Data for the task:
········

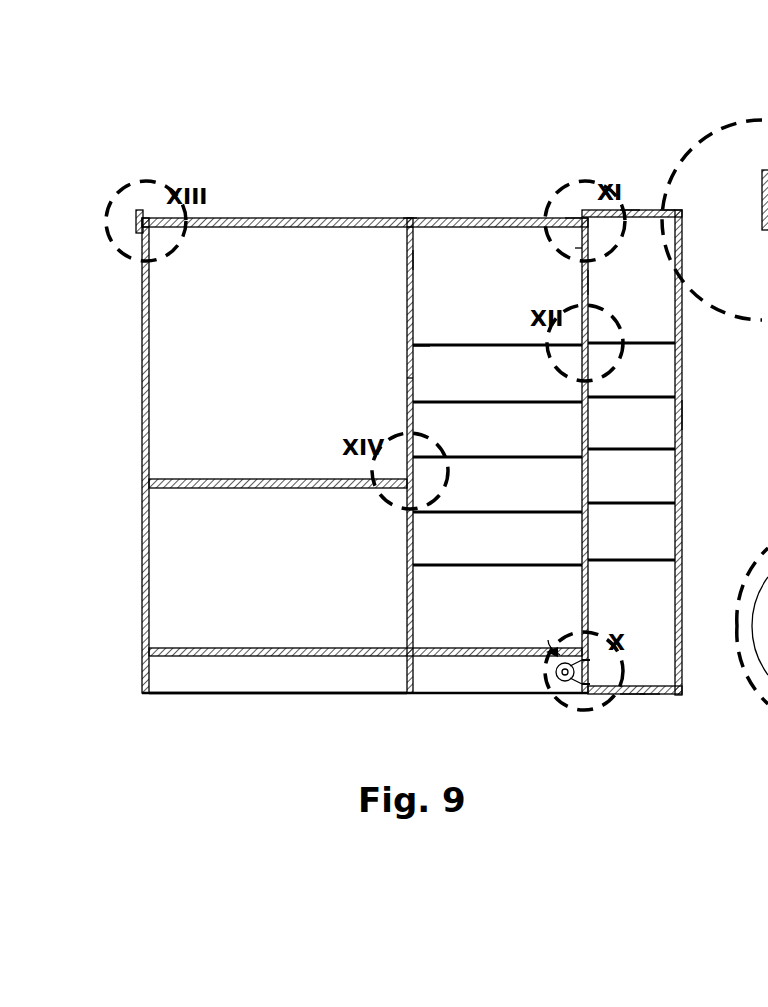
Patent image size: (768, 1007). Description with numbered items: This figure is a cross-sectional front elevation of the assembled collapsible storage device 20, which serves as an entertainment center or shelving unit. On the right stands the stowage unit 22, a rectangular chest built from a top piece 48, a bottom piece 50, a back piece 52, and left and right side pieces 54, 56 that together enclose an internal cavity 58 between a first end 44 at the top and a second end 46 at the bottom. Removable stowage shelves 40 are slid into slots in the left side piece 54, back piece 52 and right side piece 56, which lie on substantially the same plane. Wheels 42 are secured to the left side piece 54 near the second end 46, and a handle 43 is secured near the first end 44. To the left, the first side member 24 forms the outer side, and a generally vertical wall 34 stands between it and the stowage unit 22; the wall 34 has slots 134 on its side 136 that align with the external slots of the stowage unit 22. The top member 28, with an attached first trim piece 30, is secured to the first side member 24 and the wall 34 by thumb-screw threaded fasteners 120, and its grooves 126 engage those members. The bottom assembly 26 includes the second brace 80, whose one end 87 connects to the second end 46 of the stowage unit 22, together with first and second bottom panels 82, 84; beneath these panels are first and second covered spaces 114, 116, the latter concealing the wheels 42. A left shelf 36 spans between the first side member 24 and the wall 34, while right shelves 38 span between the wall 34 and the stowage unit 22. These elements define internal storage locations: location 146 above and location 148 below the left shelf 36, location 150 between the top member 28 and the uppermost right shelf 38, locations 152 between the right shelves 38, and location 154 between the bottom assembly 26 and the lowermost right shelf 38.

The collapsible storage device 20 is at (385, 156).
The stowage unit 22 is at (692, 374).
The first side member 24 is at (150, 393).
The bottom assembly 26 is at (331, 700).
The top member 28 is at (467, 218).
The first trim piece 30 is at (137, 216).
The wall 34 is at (407, 548).
The left shelf 36 is at (249, 479).
The right shelves 38 is at (524, 354).
The stowage shelves 40 is at (656, 350).
The wheels 42 is at (562, 660).
The handle 43 is at (574, 248).
The first end 44 is at (660, 210).
The second end 46 is at (648, 694).
The top piece 48 is at (628, 210).
The bottom piece 50 is at (632, 694).
The back piece 52 is at (660, 266).
The left side piece 54 is at (588, 280).
The right side piece 56 is at (683, 418).
The internal cavity 58 is at (690, 592).
The second brace 80 is at (272, 678).
The first bottom panel 82 is at (293, 648).
The second bottom panel 84 is at (507, 648).
The one end of second brace 87 is at (560, 655).
The first covered space 114 is at (370, 675).
The second covered space 116 is at (457, 676).
The threaded fasteners 120 is at (410, 218).
The grooves 126 is at (150, 226).
The slots 134 is at (414, 347).
The side 136 is at (415, 262).
The internal storage location 146 is at (281, 338).
The internal storage location 148 is at (230, 573).
The internal storage location 150 is at (495, 298).
The internal storage locations 152 is at (413, 376).
The internal storage location 154 is at (521, 605).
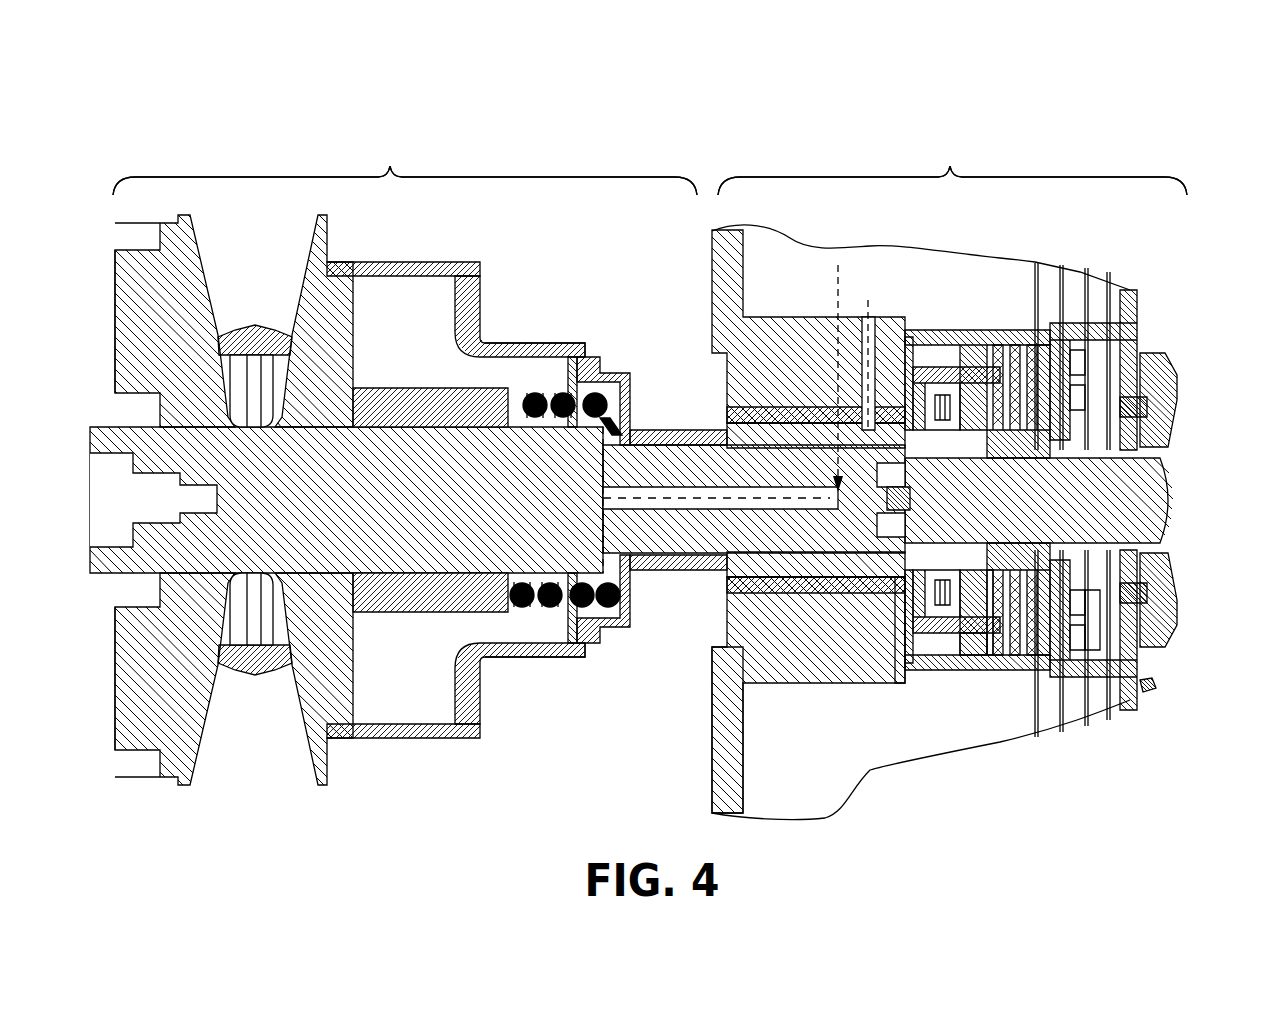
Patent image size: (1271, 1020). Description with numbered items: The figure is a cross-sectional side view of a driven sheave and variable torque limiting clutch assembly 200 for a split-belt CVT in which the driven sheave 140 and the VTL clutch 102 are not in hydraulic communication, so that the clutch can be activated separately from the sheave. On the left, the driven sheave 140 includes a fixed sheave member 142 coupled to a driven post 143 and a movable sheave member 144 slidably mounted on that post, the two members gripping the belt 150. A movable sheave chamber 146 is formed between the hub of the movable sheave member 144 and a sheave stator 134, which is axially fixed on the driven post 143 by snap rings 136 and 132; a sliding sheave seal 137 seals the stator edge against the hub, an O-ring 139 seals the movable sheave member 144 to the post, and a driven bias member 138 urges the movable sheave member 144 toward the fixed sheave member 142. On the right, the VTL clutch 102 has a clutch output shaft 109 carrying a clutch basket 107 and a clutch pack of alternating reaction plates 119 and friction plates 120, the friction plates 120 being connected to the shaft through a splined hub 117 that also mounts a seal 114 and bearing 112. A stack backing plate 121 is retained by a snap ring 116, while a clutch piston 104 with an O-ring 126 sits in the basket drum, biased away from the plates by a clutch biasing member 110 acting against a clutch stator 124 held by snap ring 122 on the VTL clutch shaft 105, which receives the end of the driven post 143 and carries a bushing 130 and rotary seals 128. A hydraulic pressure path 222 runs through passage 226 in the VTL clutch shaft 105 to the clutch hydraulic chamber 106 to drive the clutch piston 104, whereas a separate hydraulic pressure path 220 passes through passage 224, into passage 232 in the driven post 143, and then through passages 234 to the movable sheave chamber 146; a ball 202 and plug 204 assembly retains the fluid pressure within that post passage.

The driven sheave and variable torque limiting clutch assembly 200 is at (312, 105).
The driven sheave 140 is at (405, 166).
The VTL clutch 102 is at (949, 479).
The sliding sheave seal 137 is at (462, 276).
The movable sheave chamber 146 is at (430, 320).
The belt 150 is at (272, 335).
The sheave stator 134 is at (505, 343).
The driven bias member 138 is at (560, 390).
The snap ring 136 is at (593, 410).
The passages 234 is at (605, 425).
The snap ring 132 is at (690, 432).
The hydraulic pressure passage 224 is at (880, 428).
The hydraulic pressure path 220 is at (838, 300).
The hydraulic pressure path 222 is at (868, 300).
The hydraulic pressure passage 226 is at (888, 420).
The clutch biasing member 110 is at (930, 367).
The clutch piston 104 is at (980, 345).
The snap ring 116 is at (1075, 340).
The stack backing plate 121 is at (1095, 395).
The bearing 112 is at (1170, 405).
The clutch hydraulic chamber 106 is at (1150, 422).
The clutch output shaft 109 is at (1150, 500).
The ball 202 is at (905, 498).
The plug 204 is at (905, 520).
The passage 232 is at (735, 560).
The VTL clutch shaft 105 is at (712, 585).
The O-ring 139 is at (500, 580).
The driven post 143 is at (245, 535).
The fixed sheave member 142 is at (172, 758).
The movable sheave member 144 is at (318, 713).
The bushing 130 is at (745, 600).
The rotary seals 128 is at (850, 580).
The clutch basket 107 is at (900, 585).
The clutch stator 124 is at (975, 640).
The friction plates 120 is at (1000, 630).
The O-ring 126 is at (945, 625).
The reaction plates 119 is at (1020, 630).
The snap ring 122 is at (1070, 620).
The splined hub 117 is at (1148, 665).
The seal 114 is at (1170, 612).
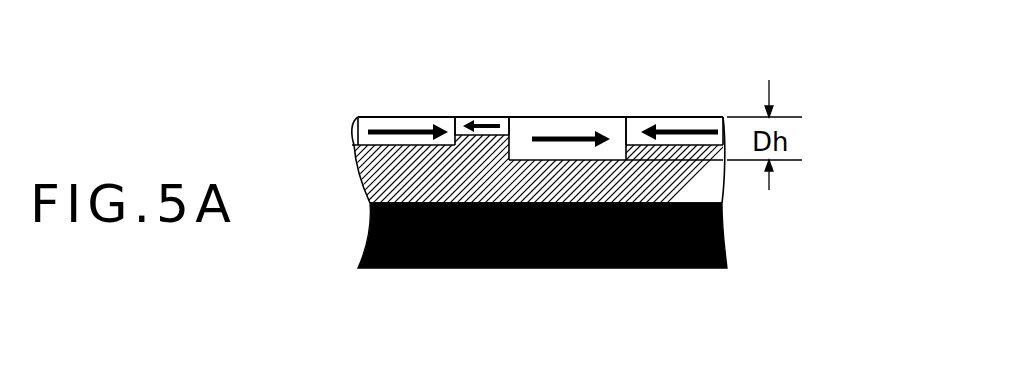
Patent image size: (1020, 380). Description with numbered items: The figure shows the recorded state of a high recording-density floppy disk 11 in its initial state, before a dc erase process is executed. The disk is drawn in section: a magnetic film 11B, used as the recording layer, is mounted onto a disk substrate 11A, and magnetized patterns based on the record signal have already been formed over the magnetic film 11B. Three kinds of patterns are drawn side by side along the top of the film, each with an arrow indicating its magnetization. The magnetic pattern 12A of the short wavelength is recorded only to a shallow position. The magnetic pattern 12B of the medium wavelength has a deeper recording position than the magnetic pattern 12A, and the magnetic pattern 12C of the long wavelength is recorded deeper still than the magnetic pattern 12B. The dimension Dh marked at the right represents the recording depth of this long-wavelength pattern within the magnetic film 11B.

The floppy disk 11 is at (569, 232).
The disk substrate 11A is at (727, 248).
The magnetic film 11B is at (725, 193).
The magnetic pattern of the short wavelength 12A is at (483, 115).
The magnetic pattern of the medium wavelength 12B is at (400, 115).
The magnetic pattern of the long wavelength 12C is at (577, 115).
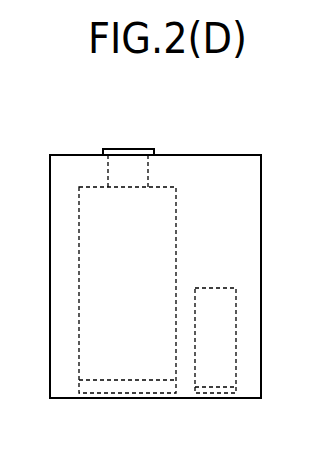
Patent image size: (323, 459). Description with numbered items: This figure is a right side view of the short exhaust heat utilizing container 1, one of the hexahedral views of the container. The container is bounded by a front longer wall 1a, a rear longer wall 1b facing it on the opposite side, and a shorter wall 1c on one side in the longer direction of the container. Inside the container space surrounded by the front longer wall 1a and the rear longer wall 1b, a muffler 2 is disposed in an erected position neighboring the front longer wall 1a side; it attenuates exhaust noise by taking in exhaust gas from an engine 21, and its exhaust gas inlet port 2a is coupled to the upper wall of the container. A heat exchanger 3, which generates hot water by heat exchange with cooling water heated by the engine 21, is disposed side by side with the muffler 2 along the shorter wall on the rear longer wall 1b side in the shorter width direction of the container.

The short exhaust heat utilizing container 1 is at (245, 127).
The front longer wall 1a is at (262, 233).
The rear longer wall 1b is at (52, 362).
The 20 f side shorter wall 1c is at (233, 211).
The muffler 2 is at (139, 362).
The exhaust gas inlet port 2a is at (129, 149).
The engine 21 is at (133, 175).
The heat exchanger 3 is at (213, 362).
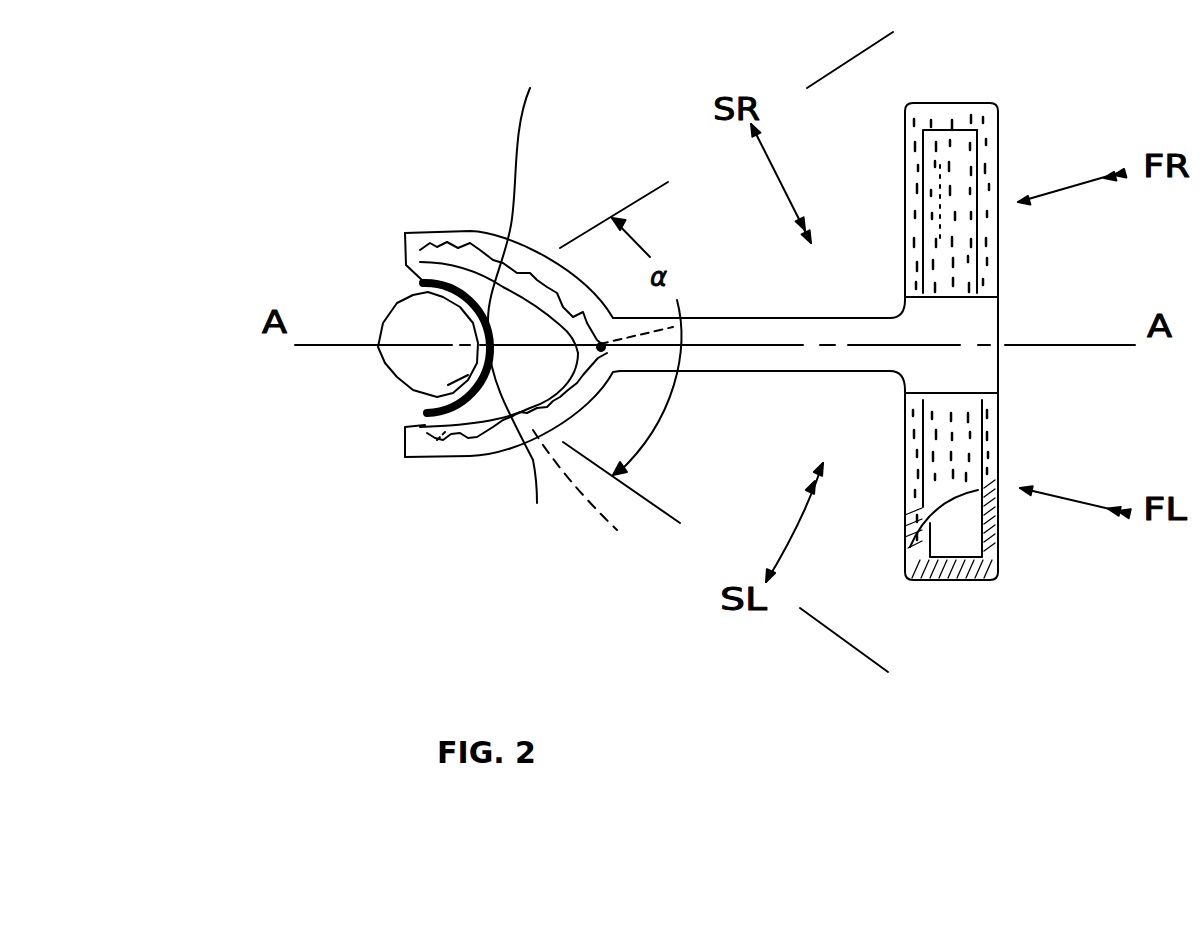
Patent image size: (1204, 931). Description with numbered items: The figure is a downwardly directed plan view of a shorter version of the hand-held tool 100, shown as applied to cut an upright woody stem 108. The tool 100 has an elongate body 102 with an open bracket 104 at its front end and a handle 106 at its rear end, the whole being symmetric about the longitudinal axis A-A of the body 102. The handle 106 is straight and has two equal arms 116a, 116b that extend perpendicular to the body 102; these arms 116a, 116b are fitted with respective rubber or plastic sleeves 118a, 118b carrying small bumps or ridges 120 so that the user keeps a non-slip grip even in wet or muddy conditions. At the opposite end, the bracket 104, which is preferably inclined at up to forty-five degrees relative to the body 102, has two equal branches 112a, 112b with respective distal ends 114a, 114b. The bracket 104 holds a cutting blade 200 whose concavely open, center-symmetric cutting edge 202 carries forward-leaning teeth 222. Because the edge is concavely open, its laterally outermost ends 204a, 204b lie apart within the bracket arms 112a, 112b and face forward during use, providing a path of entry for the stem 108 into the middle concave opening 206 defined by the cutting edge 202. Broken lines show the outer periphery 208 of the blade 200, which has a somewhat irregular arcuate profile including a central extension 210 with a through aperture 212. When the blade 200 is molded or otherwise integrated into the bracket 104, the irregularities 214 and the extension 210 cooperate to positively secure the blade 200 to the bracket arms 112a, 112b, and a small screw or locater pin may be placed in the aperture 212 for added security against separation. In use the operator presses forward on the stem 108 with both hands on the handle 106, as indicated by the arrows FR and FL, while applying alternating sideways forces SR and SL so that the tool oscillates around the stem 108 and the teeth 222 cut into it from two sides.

The hand-held tool 100 is at (497, 172).
The elongate body 102 is at (823, 318).
The open bracket 104 is at (600, 400).
The handle 106 is at (983, 319).
The upright woody stem 108 is at (387, 308).
The first bracket branch 112a is at (477, 240).
The second bracket branch 112b is at (483, 455).
The first distal end 114a is at (405, 232).
The second distal end 114b is at (405, 455).
The first handle arm 116a is at (1003, 171).
The second handle arm 116b is at (958, 528).
The first sleeve 118a is at (1000, 134).
The second sleeve 118b is at (997, 557).
The bumps or ridges 120 is at (968, 213).
The cutting blade 200 is at (527, 317).
The cutting edge 202 is at (544, 197).
The first outermost end of cutting edge 204a is at (413, 270).
The second outermost end of cutting edge 204b is at (420, 416).
The concave opening 206 is at (430, 405).
The outer periphery of blade 208 is at (437, 440).
The central extension 210 is at (695, 317).
The through aperture 212 is at (603, 348).
The irregularities 214 is at (600, 502).
The forward-leaning teeth 222 is at (536, 446).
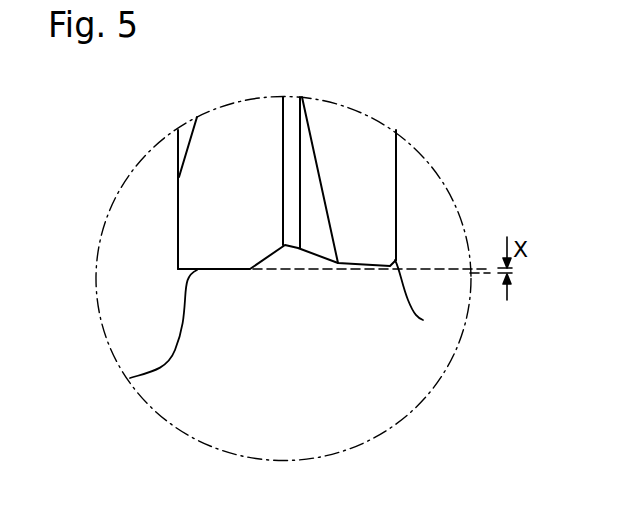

········

Directions:
Copy out the lines of the listing word for word, beginning at the line that has "Patent image size: (323, 459)." and stopping after the line that has "The heat exchanger 3 is at (213, 362).".

Written solution:
Patent image size: (323, 459). Description with numbered items: This figure is a right side view of the short exhaust heat utilizing container 1, one of the hexahedral views of the container. The container is bounded by a front longer wall 1a, a rear longer wall 1b facing it on the opposite side, and a shorter wall 1c on one side in the longer direction of the container. Inside the container space surrounded by the front longer wall 1a and the rear longer wall 1b, a muffler 2 is disposed in an erected position neighboring the front longer wall 1a side; it attenuates exhaust noise by taking in exhaust gas from an engine 21, and its exhaust gas inlet port 2a is coupled to the upper wall of the container. A heat exchanger 3, which generates hot water by heat exchange with cooling water heated by the engine 21, is disposed side by side with the muffler 2 along the shorter wall on the rear longer wall 1b side in the shorter width direction of the container.

The short exhaust heat utilizing container 1 is at (245, 127).
The front longer wall 1a is at (262, 233).
The rear longer wall 1b is at (52, 362).
The 20 f side shorter wall 1c is at (233, 211).
The muffler 2 is at (139, 362).
The exhaust gas inlet port 2a is at (129, 149).
The engine 21 is at (133, 175).
The heat exchanger 3 is at (213, 362).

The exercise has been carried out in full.